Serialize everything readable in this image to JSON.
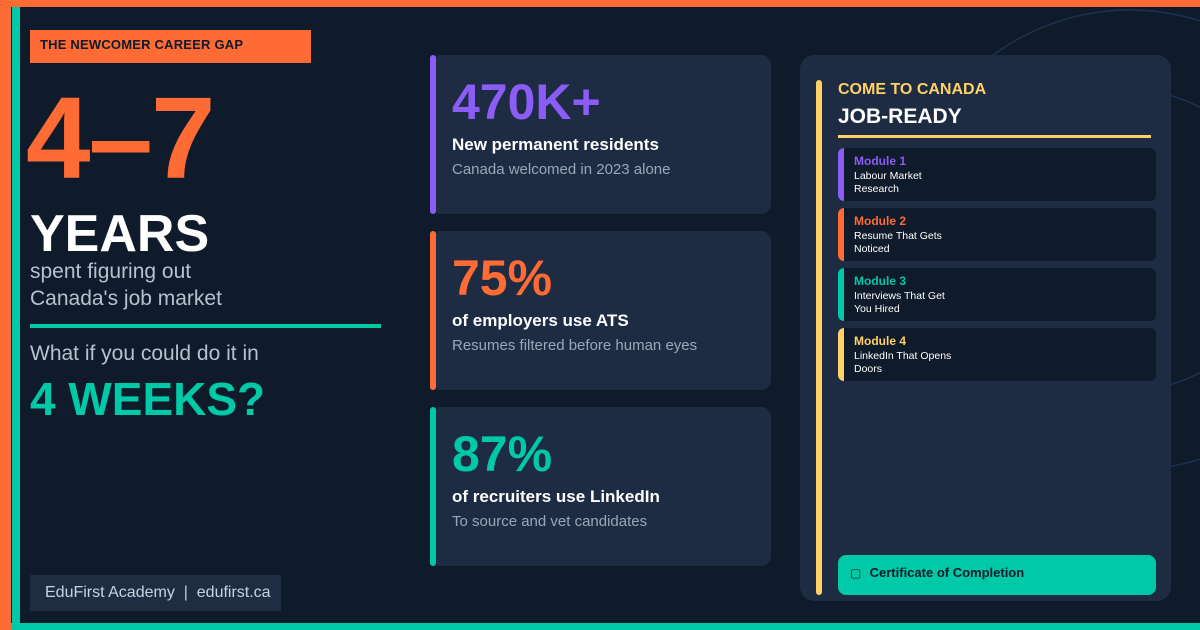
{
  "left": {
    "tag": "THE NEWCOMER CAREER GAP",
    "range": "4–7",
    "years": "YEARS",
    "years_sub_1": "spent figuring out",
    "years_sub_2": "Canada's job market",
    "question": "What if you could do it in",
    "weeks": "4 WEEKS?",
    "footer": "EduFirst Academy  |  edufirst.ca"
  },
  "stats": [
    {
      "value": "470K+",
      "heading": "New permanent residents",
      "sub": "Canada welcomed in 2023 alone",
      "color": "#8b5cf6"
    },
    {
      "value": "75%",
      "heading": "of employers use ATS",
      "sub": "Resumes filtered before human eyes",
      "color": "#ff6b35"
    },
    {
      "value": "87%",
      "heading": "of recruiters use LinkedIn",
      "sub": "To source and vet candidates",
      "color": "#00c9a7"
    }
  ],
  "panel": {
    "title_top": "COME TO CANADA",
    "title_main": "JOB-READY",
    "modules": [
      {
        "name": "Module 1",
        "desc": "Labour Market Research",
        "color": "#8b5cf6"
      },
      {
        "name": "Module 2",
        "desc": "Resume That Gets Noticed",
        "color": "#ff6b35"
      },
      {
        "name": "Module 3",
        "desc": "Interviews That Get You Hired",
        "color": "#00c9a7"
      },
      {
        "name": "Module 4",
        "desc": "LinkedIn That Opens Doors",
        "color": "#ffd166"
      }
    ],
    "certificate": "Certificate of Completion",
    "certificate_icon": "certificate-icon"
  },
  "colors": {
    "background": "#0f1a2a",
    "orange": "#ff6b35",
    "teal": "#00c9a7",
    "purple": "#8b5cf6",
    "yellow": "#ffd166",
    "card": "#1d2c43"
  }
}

* * * * *

**WHAT YOU HAVE TO DO:** Without the pictures, restate all the entries above exactly.

**ANSWER TO THE EXERCISE:**
Serialize everything readable in this image to JSON.
{
  "left": {
    "tag": "THE NEWCOMER CAREER GAP",
    "range": "4–7",
    "years": "YEARS",
    "years_sub_1": "spent figuring out",
    "years_sub_2": "Canada's job market",
    "question": "What if you could do it in",
    "weeks": "4 WEEKS?",
    "footer": "EduFirst Academy  |  edufirst.ca"
  },
  "stats": [
    {
      "value": "470K+",
      "heading": "New permanent residents",
      "sub": "Canada welcomed in 2023 alone",
      "color": "#8b5cf6"
    },
    {
      "value": "75%",
      "heading": "of employers use ATS",
      "sub": "Resumes filtered before human eyes",
      "color": "#ff6b35"
    },
    {
      "value": "87%",
      "heading": "of recruiters use LinkedIn",
      "sub": "To source and vet candidates",
      "color": "#00c9a7"
    }
  ],
  "panel": {
    "title_top": "COME TO CANADA",
    "title_main": "JOB-READY",
    "modules": [
      {
        "name": "Module 1",
        "desc": "Labour Market Research",
        "color": "#8b5cf6"
      },
      {
        "name": "Module 2",
        "desc": "Resume That Gets Noticed",
        "color": "#ff6b35"
      },
      {
        "name": "Module 3",
        "desc": "Interviews That Get You Hired",
        "color": "#00c9a7"
      },
      {
        "name": "Module 4",
        "desc": "LinkedIn That Opens Doors",
        "color": "#ffd166"
      }
    ],
    "certificate": "Certificate of Completion",
    "certificate_icon": "certificate-icon"
  },
  "colors": {
    "background": "#0f1a2a",
    "orange": "#ff6b35",
    "teal": "#00c9a7",
    "purple": "#8b5cf6",
    "yellow": "#ffd166",
    "card": "#1d2c43"
  }
}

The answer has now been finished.